■ **Record extracts**:
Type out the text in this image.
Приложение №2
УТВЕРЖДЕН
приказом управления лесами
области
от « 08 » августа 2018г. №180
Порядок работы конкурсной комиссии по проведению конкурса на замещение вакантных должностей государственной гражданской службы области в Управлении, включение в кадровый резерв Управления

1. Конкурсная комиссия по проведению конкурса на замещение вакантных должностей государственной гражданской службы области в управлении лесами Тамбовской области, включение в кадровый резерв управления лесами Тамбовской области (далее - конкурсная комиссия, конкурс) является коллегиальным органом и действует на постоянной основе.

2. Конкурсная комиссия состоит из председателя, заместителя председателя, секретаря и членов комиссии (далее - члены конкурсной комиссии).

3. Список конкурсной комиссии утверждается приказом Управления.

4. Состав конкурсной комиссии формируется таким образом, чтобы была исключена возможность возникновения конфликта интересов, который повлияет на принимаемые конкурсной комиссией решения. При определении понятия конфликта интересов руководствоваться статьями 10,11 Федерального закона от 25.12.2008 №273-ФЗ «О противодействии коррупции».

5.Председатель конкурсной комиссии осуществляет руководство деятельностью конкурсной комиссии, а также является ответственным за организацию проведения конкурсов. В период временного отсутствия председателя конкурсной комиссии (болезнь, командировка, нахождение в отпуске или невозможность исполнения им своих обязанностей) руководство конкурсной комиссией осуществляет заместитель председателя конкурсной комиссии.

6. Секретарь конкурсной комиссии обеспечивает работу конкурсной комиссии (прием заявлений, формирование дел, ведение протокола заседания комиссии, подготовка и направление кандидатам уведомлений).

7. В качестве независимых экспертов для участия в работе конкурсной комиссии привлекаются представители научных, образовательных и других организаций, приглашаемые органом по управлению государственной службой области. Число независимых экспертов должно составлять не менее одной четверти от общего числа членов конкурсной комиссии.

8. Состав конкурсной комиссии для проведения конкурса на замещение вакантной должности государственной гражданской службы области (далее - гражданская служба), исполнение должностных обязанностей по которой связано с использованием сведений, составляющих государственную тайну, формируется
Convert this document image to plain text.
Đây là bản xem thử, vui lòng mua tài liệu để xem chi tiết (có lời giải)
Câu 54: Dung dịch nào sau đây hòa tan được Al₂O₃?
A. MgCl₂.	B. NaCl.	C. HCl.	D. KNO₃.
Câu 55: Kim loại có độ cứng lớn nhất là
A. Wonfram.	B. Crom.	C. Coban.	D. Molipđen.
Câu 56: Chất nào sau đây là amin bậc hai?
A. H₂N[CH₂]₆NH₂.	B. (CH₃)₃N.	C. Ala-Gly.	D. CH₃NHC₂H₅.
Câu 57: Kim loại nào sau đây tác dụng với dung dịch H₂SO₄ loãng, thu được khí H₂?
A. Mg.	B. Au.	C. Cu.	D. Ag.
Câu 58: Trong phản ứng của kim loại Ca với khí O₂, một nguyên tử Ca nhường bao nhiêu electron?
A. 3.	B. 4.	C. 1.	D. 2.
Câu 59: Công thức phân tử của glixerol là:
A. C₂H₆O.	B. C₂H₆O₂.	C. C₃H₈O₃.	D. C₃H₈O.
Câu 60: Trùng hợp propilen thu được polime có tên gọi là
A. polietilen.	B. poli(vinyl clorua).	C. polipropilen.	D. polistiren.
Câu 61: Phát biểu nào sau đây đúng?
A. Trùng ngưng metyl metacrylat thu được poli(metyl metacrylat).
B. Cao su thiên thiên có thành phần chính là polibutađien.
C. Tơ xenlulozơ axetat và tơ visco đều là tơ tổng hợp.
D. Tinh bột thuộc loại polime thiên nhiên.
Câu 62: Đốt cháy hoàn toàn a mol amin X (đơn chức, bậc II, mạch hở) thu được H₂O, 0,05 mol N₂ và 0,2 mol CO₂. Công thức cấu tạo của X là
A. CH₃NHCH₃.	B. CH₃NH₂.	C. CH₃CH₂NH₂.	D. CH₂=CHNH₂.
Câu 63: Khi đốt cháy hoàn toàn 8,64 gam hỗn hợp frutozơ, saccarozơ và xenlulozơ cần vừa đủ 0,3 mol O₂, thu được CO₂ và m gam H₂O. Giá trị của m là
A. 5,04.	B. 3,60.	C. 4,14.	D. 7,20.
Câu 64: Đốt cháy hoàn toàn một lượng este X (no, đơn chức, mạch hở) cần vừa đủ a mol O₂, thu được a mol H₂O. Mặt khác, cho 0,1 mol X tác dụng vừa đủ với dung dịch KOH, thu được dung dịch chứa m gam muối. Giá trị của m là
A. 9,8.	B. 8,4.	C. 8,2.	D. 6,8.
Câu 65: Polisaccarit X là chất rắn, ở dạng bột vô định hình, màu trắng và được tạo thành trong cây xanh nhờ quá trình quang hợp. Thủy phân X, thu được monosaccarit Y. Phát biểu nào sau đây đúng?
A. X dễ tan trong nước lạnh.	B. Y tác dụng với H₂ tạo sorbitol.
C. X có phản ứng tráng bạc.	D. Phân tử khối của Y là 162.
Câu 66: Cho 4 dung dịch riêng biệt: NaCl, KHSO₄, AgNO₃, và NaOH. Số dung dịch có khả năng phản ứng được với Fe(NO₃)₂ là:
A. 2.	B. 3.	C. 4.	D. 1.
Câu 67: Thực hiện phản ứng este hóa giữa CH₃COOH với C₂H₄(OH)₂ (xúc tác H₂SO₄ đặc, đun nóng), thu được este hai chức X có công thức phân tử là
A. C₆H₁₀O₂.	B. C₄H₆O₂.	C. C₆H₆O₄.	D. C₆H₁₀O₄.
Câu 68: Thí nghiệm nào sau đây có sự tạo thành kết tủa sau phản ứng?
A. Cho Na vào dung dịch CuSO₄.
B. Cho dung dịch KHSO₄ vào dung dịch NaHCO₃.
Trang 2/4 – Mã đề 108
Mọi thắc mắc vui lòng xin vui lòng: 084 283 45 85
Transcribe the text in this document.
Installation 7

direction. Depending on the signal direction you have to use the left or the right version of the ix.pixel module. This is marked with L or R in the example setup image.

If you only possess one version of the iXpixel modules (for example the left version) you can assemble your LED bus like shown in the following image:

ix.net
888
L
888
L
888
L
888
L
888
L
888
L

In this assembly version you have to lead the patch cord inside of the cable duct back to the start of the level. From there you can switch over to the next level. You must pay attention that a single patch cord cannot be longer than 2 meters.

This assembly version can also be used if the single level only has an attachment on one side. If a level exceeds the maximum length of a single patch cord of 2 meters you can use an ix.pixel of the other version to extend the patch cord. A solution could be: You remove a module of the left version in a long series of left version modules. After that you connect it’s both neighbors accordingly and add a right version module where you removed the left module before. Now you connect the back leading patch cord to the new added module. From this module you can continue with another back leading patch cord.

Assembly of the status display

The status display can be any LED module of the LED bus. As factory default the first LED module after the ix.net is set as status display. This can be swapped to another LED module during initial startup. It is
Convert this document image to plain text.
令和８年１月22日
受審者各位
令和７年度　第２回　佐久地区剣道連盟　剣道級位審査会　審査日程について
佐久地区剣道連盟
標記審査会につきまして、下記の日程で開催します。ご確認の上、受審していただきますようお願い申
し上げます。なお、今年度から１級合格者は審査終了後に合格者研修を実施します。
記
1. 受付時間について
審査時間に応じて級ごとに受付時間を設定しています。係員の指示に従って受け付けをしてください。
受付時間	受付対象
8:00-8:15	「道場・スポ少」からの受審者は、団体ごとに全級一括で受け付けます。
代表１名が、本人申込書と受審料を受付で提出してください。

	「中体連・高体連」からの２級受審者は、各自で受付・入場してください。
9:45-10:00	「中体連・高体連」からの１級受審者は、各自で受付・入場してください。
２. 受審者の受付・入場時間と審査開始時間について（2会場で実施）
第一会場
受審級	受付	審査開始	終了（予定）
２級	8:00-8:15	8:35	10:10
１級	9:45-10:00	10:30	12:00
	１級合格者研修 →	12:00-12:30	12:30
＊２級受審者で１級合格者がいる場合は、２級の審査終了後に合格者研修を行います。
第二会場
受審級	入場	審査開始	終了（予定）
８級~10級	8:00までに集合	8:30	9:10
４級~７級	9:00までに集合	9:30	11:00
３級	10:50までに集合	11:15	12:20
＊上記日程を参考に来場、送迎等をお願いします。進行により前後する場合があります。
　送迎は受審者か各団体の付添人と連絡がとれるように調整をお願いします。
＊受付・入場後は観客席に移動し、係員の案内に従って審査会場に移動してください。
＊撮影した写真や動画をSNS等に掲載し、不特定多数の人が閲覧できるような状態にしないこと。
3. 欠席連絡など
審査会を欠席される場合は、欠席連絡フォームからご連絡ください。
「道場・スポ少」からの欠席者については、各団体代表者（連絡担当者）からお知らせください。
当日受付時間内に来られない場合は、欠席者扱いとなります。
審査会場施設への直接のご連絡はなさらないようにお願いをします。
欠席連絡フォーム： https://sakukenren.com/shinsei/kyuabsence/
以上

■ **Set task**:
Find "image". Copy every line it occurs in.

■ **Written answer**:
Type out the text in this image.
Convert this document image to plain text.
direction. Depending on the signal direction you have to use the left or the right version of the ix.pixel module. This is marked with L or R in the example setup image.
If you only possess one version of the iXpixel modules (for example the left version) you can assemble your LED bus like shown in the following image:
Convert this document image to plain text.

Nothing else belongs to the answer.